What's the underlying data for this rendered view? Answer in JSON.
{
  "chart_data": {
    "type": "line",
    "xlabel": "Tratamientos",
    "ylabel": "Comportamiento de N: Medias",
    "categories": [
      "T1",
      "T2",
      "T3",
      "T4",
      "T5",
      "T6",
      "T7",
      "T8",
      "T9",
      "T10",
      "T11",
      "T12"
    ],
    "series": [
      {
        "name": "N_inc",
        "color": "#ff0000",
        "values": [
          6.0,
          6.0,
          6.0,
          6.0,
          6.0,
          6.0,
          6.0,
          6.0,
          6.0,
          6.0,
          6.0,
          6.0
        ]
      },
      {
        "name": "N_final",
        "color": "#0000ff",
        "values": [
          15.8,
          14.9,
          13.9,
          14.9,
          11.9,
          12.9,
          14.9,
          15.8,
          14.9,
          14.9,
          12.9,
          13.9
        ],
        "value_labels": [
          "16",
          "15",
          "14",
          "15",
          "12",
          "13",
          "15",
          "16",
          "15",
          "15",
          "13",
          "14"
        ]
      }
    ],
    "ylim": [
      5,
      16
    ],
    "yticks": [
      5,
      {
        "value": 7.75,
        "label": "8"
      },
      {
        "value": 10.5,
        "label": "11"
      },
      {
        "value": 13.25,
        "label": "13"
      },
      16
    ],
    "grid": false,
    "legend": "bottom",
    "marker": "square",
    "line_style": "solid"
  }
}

• _Exercise_:
Extract every record. Keep wording exact.

• _Output for this task_:
What's the underlying data for this rendered view? Answer in JSON.
{
  "chart_data": {
    "type": "line",
    "xlabel": "Tratamientos",
    "ylabel": "Comportamiento de N: Medias",
    "categories": [
      "T1",
      "T2",
      "T3",
      "T4",
      "T5",
      "T6",
      "T7",
      "T8",
      "T9",
      "T10",
      "T11",
      "T12"
    ],
    "series": [
      {
        "name": "N_inc",
        "color": "#ff0000",
        "values": [
          6.0,
          6.0,
          6.0,
          6.0,
          6.0,
          6.0,
          6.0,
          6.0,
          6.0,
          6.0,
          6.0,
          6.0
        ]
      },
      {
        "name": "N_final",
        "color": "#0000ff",
        "values": [
          15.8,
          14.9,
          13.9,
          14.9,
          11.9,
          12.9,
          14.9,
          15.8,
          14.9,
          14.9,
          12.9,
          13.9
        ],
        "value_labels": [
          "16",
          "15",
          "14",
          "15",
          "12",
          "13",
          "15",
          "16",
          "15",
          "15",
          "13",
          "14"
        ]
      }
    ],
    "ylim": [
      5,
      16
    ],
    "yticks": [
      5,
      {
        "value": 7.75,
        "label": "8"
      },
      {
        "value": 10.5,
        "label": "11"
      },
      {
        "value": 13.25,
        "label": "13"
      },
      16
    ],
    "grid": false,
    "legend": "bottom",
    "marker": "square",
    "line_style": "solid"
  }
}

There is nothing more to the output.